### [Given exercise]
Find each line with "percent" and copy it.
--- start of Material supplied ---
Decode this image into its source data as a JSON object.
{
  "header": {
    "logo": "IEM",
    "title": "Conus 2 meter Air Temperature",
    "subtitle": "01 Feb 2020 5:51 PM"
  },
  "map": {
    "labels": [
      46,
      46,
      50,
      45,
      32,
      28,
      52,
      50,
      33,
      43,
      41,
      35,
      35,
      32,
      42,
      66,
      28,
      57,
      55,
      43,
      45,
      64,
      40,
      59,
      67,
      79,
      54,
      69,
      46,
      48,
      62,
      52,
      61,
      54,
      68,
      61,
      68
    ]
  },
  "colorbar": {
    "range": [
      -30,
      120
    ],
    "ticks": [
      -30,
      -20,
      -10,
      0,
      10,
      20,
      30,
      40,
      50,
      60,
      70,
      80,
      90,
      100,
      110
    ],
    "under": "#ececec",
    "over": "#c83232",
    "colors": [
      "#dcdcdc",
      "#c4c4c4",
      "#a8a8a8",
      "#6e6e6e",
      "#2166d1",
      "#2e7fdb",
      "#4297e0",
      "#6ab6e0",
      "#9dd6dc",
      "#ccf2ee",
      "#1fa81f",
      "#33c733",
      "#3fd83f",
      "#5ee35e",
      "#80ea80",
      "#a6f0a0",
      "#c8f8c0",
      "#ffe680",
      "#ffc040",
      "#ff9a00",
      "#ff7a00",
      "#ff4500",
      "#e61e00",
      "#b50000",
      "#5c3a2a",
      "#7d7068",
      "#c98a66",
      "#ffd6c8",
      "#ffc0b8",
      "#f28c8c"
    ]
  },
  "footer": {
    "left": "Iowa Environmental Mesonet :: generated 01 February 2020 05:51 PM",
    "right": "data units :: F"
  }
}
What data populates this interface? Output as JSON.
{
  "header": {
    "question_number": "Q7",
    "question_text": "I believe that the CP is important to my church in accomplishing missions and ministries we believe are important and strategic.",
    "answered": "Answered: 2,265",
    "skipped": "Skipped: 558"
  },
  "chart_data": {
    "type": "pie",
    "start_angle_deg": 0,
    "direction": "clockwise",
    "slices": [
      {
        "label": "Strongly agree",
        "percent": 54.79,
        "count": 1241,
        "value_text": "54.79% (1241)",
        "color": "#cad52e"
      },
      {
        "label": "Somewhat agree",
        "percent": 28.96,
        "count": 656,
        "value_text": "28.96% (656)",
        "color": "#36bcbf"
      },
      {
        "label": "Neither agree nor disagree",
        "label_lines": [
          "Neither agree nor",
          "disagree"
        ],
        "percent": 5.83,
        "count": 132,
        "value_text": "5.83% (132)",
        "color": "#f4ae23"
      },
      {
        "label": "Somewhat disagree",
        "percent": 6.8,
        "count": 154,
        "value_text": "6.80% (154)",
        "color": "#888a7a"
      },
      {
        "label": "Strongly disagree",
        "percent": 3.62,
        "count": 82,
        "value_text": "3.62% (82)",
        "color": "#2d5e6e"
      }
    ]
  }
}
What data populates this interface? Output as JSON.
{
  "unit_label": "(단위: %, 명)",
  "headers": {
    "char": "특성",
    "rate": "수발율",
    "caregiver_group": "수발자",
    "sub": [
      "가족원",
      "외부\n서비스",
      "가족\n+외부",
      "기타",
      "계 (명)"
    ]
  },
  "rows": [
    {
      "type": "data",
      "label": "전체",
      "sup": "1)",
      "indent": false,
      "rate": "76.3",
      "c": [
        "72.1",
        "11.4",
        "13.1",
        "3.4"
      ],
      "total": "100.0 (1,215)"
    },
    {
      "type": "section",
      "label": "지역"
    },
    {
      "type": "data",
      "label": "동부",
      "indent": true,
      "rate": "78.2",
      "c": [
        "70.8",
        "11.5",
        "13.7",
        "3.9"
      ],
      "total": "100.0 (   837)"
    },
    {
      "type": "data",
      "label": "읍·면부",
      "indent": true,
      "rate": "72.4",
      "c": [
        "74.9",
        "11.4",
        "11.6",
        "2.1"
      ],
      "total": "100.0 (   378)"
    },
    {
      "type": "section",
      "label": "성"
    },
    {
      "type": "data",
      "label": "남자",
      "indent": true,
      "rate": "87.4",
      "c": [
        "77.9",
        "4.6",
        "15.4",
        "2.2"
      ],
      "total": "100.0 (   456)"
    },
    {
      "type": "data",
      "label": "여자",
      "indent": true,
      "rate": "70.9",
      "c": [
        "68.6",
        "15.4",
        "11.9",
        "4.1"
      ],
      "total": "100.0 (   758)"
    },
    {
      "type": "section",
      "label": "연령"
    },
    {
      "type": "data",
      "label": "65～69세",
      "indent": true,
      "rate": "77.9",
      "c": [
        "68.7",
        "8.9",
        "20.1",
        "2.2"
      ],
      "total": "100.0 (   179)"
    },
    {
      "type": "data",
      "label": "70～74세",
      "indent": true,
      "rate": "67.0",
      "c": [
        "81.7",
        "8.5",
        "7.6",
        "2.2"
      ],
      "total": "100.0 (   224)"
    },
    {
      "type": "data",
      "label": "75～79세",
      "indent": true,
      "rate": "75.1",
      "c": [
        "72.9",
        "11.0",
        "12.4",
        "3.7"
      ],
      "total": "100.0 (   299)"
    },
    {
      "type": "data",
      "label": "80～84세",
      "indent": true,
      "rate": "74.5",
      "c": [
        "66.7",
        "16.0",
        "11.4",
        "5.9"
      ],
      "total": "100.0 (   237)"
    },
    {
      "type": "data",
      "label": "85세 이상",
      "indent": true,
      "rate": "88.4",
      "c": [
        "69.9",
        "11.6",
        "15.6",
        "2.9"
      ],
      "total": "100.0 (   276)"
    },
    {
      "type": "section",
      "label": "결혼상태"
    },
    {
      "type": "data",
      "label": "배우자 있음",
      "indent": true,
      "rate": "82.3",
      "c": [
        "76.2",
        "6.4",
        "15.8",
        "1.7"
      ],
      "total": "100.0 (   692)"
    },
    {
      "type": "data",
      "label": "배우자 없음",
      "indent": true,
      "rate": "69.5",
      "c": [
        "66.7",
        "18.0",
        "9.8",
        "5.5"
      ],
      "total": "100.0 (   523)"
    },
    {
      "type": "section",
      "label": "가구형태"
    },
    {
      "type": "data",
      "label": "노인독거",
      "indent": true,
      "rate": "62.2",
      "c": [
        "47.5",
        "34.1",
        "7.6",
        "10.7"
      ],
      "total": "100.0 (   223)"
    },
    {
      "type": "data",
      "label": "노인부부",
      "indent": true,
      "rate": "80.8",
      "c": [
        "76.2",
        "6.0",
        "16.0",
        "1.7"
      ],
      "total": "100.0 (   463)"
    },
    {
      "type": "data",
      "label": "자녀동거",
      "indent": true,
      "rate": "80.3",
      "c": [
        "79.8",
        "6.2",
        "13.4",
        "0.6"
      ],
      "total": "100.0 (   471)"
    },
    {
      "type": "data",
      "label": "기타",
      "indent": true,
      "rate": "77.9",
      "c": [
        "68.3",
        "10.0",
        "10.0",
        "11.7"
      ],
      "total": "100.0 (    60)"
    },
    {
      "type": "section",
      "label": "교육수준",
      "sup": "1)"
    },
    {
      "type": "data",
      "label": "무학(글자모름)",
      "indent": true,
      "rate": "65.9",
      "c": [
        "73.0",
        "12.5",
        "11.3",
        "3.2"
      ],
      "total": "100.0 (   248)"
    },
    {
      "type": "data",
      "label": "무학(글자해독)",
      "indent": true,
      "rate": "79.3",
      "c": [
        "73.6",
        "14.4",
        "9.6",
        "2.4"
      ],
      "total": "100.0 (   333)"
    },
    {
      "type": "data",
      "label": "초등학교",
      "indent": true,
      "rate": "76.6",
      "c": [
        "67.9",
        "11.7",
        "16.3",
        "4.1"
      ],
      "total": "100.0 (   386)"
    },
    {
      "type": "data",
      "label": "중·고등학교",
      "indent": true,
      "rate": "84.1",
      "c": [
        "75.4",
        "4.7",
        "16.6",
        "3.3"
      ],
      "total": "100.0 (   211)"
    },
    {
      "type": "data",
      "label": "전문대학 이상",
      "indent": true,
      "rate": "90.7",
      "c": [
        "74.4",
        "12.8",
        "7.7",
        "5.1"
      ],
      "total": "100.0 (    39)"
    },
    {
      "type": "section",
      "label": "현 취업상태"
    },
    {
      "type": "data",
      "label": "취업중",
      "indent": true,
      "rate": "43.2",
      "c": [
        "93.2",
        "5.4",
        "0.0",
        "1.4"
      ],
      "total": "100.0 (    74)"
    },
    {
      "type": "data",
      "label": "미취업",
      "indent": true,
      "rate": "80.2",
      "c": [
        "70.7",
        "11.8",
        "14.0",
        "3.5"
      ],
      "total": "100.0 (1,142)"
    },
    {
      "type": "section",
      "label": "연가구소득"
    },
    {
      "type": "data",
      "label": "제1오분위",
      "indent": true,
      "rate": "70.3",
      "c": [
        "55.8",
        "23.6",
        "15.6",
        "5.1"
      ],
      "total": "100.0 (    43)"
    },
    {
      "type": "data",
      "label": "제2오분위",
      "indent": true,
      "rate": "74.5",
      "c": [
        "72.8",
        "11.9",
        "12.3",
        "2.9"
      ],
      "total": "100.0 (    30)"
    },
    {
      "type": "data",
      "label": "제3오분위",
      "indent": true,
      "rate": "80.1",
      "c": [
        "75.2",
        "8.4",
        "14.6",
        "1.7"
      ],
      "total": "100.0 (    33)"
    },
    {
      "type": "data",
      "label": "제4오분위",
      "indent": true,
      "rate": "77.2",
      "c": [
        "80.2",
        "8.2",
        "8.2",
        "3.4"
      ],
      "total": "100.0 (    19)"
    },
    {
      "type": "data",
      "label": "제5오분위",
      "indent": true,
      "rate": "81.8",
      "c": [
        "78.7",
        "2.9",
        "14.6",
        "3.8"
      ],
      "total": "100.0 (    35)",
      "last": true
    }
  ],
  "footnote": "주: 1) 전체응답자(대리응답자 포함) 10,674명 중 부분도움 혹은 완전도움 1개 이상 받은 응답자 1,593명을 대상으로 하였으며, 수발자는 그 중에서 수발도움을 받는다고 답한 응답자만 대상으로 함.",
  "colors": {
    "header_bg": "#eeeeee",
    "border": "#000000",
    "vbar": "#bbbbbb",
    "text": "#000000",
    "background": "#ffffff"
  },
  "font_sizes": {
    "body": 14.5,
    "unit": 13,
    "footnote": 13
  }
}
--- end of Material supplied ---
### [Expected answer]
        "percent": 54.79,
        "percent": 28.96,
        "percent": 5.83,
        "percent": 6.8,
        "percent": 3.62,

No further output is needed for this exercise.